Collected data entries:
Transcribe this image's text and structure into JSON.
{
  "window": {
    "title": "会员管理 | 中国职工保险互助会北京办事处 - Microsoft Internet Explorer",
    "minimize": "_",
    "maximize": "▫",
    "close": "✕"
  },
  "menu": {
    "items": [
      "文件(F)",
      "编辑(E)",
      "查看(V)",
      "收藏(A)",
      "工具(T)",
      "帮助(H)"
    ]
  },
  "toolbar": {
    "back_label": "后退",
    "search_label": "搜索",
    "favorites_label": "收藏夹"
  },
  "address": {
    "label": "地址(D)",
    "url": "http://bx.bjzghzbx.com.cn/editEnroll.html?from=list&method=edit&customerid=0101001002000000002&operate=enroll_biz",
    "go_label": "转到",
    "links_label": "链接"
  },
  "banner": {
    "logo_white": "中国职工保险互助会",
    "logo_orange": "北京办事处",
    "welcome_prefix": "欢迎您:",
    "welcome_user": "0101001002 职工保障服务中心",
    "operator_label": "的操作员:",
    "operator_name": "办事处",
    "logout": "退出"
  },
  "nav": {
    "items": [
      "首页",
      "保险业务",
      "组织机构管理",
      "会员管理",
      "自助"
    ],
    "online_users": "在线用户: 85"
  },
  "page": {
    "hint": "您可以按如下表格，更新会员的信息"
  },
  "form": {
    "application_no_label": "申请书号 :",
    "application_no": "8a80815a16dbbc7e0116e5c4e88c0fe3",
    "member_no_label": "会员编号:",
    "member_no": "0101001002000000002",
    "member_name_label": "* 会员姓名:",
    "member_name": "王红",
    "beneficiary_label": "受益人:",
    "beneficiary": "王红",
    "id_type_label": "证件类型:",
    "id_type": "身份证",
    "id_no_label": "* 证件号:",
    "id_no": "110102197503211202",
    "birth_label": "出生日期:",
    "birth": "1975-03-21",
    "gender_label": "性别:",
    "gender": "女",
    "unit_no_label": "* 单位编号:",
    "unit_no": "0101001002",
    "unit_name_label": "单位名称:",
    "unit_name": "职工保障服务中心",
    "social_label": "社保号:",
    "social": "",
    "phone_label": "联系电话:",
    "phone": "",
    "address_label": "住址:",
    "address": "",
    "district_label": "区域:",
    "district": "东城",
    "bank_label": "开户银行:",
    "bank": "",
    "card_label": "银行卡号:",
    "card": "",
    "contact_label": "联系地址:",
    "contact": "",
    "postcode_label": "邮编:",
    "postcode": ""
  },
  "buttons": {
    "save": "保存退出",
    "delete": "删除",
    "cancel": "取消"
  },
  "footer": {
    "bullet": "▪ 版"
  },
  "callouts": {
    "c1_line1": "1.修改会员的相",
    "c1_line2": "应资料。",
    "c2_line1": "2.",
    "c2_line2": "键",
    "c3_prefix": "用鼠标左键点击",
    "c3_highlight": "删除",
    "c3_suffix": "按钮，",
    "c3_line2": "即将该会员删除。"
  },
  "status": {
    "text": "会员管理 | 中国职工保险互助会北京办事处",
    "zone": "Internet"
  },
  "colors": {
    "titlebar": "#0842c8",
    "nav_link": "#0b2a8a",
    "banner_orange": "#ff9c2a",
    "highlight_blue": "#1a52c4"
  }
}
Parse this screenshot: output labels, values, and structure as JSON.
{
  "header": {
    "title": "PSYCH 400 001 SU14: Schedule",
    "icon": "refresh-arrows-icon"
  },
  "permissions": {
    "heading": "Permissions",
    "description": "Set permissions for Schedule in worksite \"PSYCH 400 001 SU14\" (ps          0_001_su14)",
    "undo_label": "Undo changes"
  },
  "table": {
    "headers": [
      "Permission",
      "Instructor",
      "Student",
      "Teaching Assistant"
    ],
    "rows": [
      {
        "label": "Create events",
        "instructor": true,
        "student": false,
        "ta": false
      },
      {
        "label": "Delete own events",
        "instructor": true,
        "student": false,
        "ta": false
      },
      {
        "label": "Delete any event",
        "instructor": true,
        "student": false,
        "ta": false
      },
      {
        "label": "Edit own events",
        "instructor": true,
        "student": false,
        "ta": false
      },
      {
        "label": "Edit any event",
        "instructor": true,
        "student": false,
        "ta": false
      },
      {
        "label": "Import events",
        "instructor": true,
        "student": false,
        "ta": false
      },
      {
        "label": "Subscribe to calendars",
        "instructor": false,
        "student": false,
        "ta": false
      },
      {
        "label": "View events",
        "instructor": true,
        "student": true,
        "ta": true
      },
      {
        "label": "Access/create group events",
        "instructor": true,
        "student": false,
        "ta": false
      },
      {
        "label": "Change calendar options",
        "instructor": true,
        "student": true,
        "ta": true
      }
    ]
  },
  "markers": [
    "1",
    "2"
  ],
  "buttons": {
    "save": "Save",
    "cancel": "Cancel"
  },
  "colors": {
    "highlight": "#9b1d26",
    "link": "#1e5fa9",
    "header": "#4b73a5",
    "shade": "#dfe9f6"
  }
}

§ **Aim of the task**:
Extract the complete listing above, reproducing each line exactly.

§ **In response**:
Transcribe this image's text and structure into JSON.
{
  "window": {
    "title": "会员管理 | 中国职工保险互助会北京办事处 - Microsoft Internet Explorer",
    "minimize": "_",
    "maximize": "▫",
    "close": "✕"
  },
  "menu": {
    "items": [
      "文件(F)",
      "编辑(E)",
      "查看(V)",
      "收藏(A)",
      "工具(T)",
      "帮助(H)"
    ]
  },
  "toolbar": {
    "back_label": "后退",
    "search_label": "搜索",
    "favorites_label": "收藏夹"
  },
  "address": {
    "label": "地址(D)",
    "url": "http://bx.bjzghzbx.com.cn/editEnroll.html?from=list&method=edit&customerid=0101001002000000002&operate=enroll_biz",
    "go_label": "转到",
    "links_label": "链接"
  },
  "banner": {
    "logo_white": "中国职工保险互助会",
    "logo_orange": "北京办事处",
    "welcome_prefix": "欢迎您:",
    "welcome_user": "0101001002 职工保障服务中心",
    "operator_label": "的操作员:",
    "operator_name": "办事处",
    "logout": "退出"
  },
  "nav": {
    "items": [
      "首页",
      "保险业务",
      "组织机构管理",
      "会员管理",
      "自助"
    ],
    "online_users": "在线用户: 85"
  },
  "page": {
    "hint": "您可以按如下表格，更新会员的信息"
  },
  "form": {
    "application_no_label": "申请书号 :",
    "application_no": "8a80815a16dbbc7e0116e5c4e88c0fe3",
    "member_no_label": "会员编号:",
    "member_no": "0101001002000000002",
    "member_name_label": "* 会员姓名:",
    "member_name": "王红",
    "beneficiary_label": "受益人:",
    "beneficiary": "王红",
    "id_type_label": "证件类型:",
    "id_type": "身份证",
    "id_no_label": "* 证件号:",
    "id_no": "110102197503211202",
    "birth_label": "出生日期:",
    "birth": "1975-03-21",
    "gender_label": "性别:",
    "gender": "女",
    "unit_no_label": "* 单位编号:",
    "unit_no": "0101001002",
    "unit_name_label": "单位名称:",
    "unit_name": "职工保障服务中心",
    "social_label": "社保号:",
    "social": "",
    "phone_label": "联系电话:",
    "phone": "",
    "address_label": "住址:",
    "address": "",
    "district_label": "区域:",
    "district": "东城",
    "bank_label": "开户银行:",
    "bank": "",
    "card_label": "银行卡号:",
    "card": "",
    "contact_label": "联系地址:",
    "contact": "",
    "postcode_label": "邮编:",
    "postcode": ""
  },
  "buttons": {
    "save": "保存退出",
    "delete": "删除",
    "cancel": "取消"
  },
  "footer": {
    "bullet": "▪ 版"
  },
  "callouts": {
    "c1_line1": "1.修改会员的相",
    "c1_line2": "应资料。",
    "c2_line1": "2.",
    "c2_line2": "键",
    "c3_prefix": "用鼠标左键点击",
    "c3_highlight": "删除",
    "c3_suffix": "按钮，",
    "c3_line2": "即将该会员删除。"
  },
  "status": {
    "text": "会员管理 | 中国职工保险互助会北京办事处",
    "zone": "Internet"
  },
  "colors": {
    "titlebar": "#0842c8",
    "nav_link": "#0b2a8a",
    "banner_orange": "#ff9c2a",
    "highlight_blue": "#1a52c4"
  }
}
Parse this screenshot: output labels, values, and structure as JSON.
{
  "header": {
    "title": "PSYCH 400 001 SU14: Schedule",
    "icon": "refresh-arrows-icon"
  },
  "permissions": {
    "heading": "Permissions",
    "description": "Set permissions for Schedule in worksite \"PSYCH 400 001 SU14\" (ps          0_001_su14)",
    "undo_label": "Undo changes"
  },
  "table": {
    "headers": [
      "Permission",
      "Instructor",
      "Student",
      "Teaching Assistant"
    ],
    "rows": [
      {
        "label": "Create events",
        "instructor": true,
        "student": false,
        "ta": false
      },
      {
        "label": "Delete own events",
        "instructor": true,
        "student": false,
        "ta": false
      },
      {
        "label": "Delete any event",
        "instructor": true,
        "student": false,
        "ta": false
      },
      {
        "label": "Edit own events",
        "instructor": true,
        "student": false,
        "ta": false
      },
      {
        "label": "Edit any event",
        "instructor": true,
        "student": false,
        "ta": false
      },
      {
        "label": "Import events",
        "instructor": true,
        "student": false,
        "ta": false
      },
      {
        "label": "Subscribe to calendars",
        "instructor": false,
        "student": false,
        "ta": false
      },
      {
        "label": "View events",
        "instructor": true,
        "student": true,
        "ta": true
      },
      {
        "label": "Access/create group events",
        "instructor": true,
        "student": false,
        "ta": false
      },
      {
        "label": "Change calendar options",
        "instructor": true,
        "student": true,
        "ta": true
      }
    ]
  },
  "markers": [
    "1",
    "2"
  ],
  "buttons": {
    "save": "Save",
    "cancel": "Cancel"
  },
  "colors": {
    "highlight": "#9b1d26",
    "link": "#1e5fa9",
    "header": "#4b73a5",
    "shade": "#dfe9f6"
  }
}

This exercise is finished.